■ **Records from a collection**
——

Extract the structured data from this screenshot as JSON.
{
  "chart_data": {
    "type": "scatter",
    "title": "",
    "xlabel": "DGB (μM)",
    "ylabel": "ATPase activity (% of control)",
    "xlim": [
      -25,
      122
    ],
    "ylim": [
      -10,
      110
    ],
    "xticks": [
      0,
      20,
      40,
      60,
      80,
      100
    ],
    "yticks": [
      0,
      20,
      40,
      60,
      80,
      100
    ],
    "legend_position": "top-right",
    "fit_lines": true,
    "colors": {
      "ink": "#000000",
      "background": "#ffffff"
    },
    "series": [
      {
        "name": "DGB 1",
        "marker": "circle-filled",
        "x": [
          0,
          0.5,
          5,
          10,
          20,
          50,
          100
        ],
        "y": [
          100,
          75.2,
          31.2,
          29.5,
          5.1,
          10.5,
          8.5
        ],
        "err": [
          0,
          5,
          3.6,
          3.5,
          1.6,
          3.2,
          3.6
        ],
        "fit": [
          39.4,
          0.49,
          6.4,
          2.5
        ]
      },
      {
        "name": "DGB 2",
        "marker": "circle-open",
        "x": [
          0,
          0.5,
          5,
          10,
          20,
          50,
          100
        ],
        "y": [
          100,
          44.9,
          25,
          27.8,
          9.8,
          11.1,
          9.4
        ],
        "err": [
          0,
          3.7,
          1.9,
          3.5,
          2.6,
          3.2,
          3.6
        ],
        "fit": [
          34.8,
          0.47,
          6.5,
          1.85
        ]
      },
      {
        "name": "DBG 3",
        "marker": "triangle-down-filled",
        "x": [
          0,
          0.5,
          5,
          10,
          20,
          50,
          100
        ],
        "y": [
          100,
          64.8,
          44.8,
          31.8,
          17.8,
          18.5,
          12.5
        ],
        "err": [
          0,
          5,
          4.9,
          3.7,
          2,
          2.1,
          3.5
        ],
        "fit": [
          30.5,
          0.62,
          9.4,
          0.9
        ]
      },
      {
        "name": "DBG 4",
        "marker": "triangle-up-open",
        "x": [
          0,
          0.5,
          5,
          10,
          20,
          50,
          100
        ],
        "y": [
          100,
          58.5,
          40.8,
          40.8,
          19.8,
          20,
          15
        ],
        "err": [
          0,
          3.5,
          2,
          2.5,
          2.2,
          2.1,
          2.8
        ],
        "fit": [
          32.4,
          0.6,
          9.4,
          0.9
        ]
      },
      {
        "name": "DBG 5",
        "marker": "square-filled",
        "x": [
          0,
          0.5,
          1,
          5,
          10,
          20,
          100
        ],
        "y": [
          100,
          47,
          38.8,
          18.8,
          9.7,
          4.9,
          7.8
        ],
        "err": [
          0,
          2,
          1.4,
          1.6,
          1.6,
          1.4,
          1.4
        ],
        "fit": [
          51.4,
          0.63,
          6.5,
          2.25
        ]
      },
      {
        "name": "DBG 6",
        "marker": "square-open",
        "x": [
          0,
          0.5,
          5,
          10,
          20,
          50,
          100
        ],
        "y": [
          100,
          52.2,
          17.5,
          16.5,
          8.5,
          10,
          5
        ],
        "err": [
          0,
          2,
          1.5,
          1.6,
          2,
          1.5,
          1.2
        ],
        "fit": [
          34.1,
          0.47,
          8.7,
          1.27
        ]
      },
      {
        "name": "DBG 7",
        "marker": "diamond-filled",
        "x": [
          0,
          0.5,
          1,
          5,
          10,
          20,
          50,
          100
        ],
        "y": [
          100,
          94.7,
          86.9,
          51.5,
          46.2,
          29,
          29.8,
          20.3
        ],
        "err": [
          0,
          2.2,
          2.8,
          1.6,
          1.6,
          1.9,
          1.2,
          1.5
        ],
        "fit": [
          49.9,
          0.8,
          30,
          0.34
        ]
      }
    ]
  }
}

——

Nothing should be changed: write out all of the data as is.

■ **Exercise solution**
Extract the structured data from this screenshot as JSON.
{
  "chart_data": {
    "type": "scatter",
    "title": "",
    "xlabel": "DGB (μM)",
    "ylabel": "ATPase activity (% of control)",
    "xlim": [
      -25,
      122
    ],
    "ylim": [
      -10,
      110
    ],
    "xticks": [
      0,
      20,
      40,
      60,
      80,
      100
    ],
    "yticks": [
      0,
      20,
      40,
      60,
      80,
      100
    ],
    "legend_position": "top-right",
    "fit_lines": true,
    "colors": {
      "ink": "#000000",
      "background": "#ffffff"
    },
    "series": [
      {
        "name": "DGB 1",
        "marker": "circle-filled",
        "x": [
          0,
          0.5,
          5,
          10,
          20,
          50,
          100
        ],
        "y": [
          100,
          75.2,
          31.2,
          29.5,
          5.1,
          10.5,
          8.5
        ],
        "err": [
          0,
          5,
          3.6,
          3.5,
          1.6,
          3.2,
          3.6
        ],
        "fit": [
          39.4,
          0.49,
          6.4,
          2.5
        ]
      },
      {
        "name": "DGB 2",
        "marker": "circle-open",
        "x": [
          0,
          0.5,
          5,
          10,
          20,
          50,
          100
        ],
        "y": [
          100,
          44.9,
          25,
          27.8,
          9.8,
          11.1,
          9.4
        ],
        "err": [
          0,
          3.7,
          1.9,
          3.5,
          2.6,
          3.2,
          3.6
        ],
        "fit": [
          34.8,
          0.47,
          6.5,
          1.85
        ]
      },
      {
        "name": "DBG 3",
        "marker": "triangle-down-filled",
        "x": [
          0,
          0.5,
          5,
          10,
          20,
          50,
          100
        ],
        "y": [
          100,
          64.8,
          44.8,
          31.8,
          17.8,
          18.5,
          12.5
        ],
        "err": [
          0,
          5,
          4.9,
          3.7,
          2,
          2.1,
          3.5
        ],
        "fit": [
          30.5,
          0.62,
          9.4,
          0.9
        ]
      },
      {
        "name": "DBG 4",
        "marker": "triangle-up-open",
        "x": [
          0,
          0.5,
          5,
          10,
          20,
          50,
          100
        ],
        "y": [
          100,
          58.5,
          40.8,
          40.8,
          19.8,
          20,
          15
        ],
        "err": [
          0,
          3.5,
          2,
          2.5,
          2.2,
          2.1,
          2.8
        ],
        "fit": [
          32.4,
          0.6,
          9.4,
          0.9
        ]
      },
      {
        "name": "DBG 5",
        "marker": "square-filled",
        "x": [
          0,
          0.5,
          1,
          5,
          10,
          20,
          100
        ],
        "y": [
          100,
          47,
          38.8,
          18.8,
          9.7,
          4.9,
          7.8
        ],
        "err": [
          0,
          2,
          1.4,
          1.6,
          1.6,
          1.4,
          1.4
        ],
        "fit": [
          51.4,
          0.63,
          6.5,
          2.25
        ]
      },
      {
        "name": "DBG 6",
        "marker": "square-open",
        "x": [
          0,
          0.5,
          5,
          10,
          20,
          50,
          100
        ],
        "y": [
          100,
          52.2,
          17.5,
          16.5,
          8.5,
          10,
          5
        ],
        "err": [
          0,
          2,
          1.5,
          1.6,
          2,
          1.5,
          1.2
        ],
        "fit": [
          34.1,
          0.47,
          8.7,
          1.27
        ]
      },
      {
        "name": "DBG 7",
        "marker": "diamond-filled",
        "x": [
          0,
          0.5,
          1,
          5,
          10,
          20,
          50,
          100
        ],
        "y": [
          100,
          94.7,
          86.9,
          51.5,
          46.2,
          29,
          29.8,
          20.3
        ],
        "err": [
          0,
          2.2,
          2.8,
          1.6,
          1.6,
          1.9,
          1.2,
          1.5
        ],
        "fit": [
          49.9,
          0.8,
          30,
          0.34
        ]
      }
    ]
  }
}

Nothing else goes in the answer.